* **Problems and tasks**:
**1)** In the Derangement problem page, restate the paragraph that begins "You are given a permutation" as a short list that keeps its main facts.
**2)** Go on with the Derangement problem page from the point where it stops.

* **Provided text**:
⟨

J: Derangement

问题 J: Derangement
时间限制: 1 Sec 内存限制: 128 MB
提交: 416 解决: 213
[提交] [状态] [讨论版] [命题人:admin]
题目描述

You are given a permutation p1,p2,…,pN consisting of 1,2,..,N. You can perform the following operation any number of times (possibly zero):
Operation: Swap two adjacent elements in the permutation.
You want to have pi≠i for all 1≤i≤N. Find the minimum required number of operations to achieve this.

Constraints
2≤N≤105
p1,p2,..,pN is a permutation of 1,2,..,N.

输入

The input is given from Standard Input in the following format:
N
p1 p2 .. pN

输出

Print the minimum required number of operations

样例输入

5
1 4 3 5 2

样例输出

2

提示

Swap 1 and 4, then swap 1 and 3. p is now 4,3,1,5,2 and satisfies the condition. This is the minimum possible number, so the answer is 2.
大体思路：交换分为两种情况：一种是相邻的两个都需要交换，另外一种是相邻两个中只需要交换一个。注意在最后位置上的一个元素需要特殊考虑！

#include<cstdio>
#include<algorithm>
#include<iostream>
#include<cstring>
using namespace std;
int main()

⟩

* **Data excerpt**:

⟨

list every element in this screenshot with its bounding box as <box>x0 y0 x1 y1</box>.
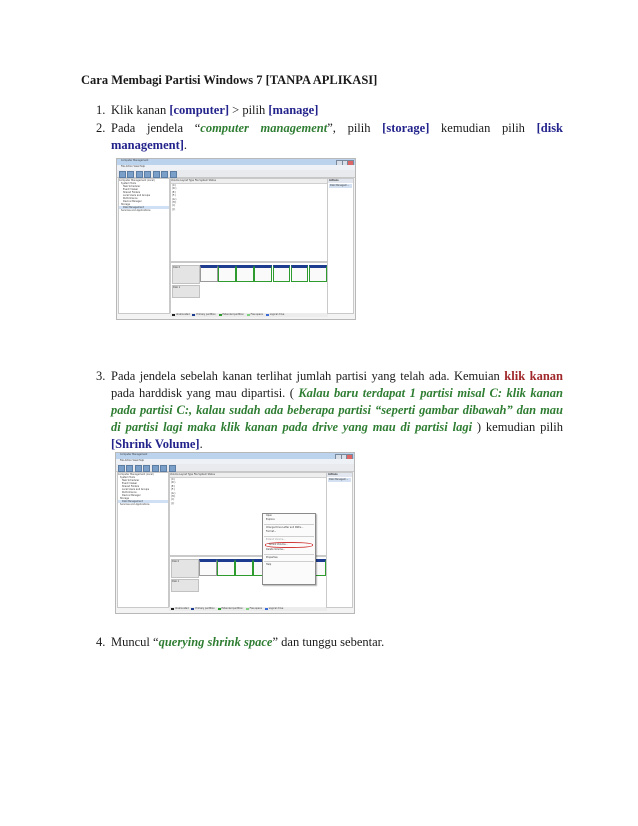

⟩

* **Answers below**:
**1)**
- Input: a permutation p1, p2, …, pN of 1, 2, …, N.
- Allowed operation, any number of times (including zero): swap two adjacent elements.
- Goal: make pi ≠ i for every i from 1 to N.
- Task: find the minimum number of operations this requires.

**2)**
{
    int n; cin>>n;
    int a[100005],p[100005];
    memset(p,1,sizeof(p));
    for(int i=1;i<=n;i++)
    {
        cin>>a[i];
        if(a[i]==i)
            p[i]=0;
    }
    int cnt=0;
    for(int i=1;i<=n;i++)
    {
        if(i!=n)
        {
            if(p[i]==0&&p[i+1]==0)
            {
                cnt++;
                p[i]=1;
                p[i+1]=1;
            }
            else if(p[i]==0&&p[i+1]!=0)
            {
                cnt++;
                p[i]=1;
            }
        }
        else
        {
            if(p[i]==0)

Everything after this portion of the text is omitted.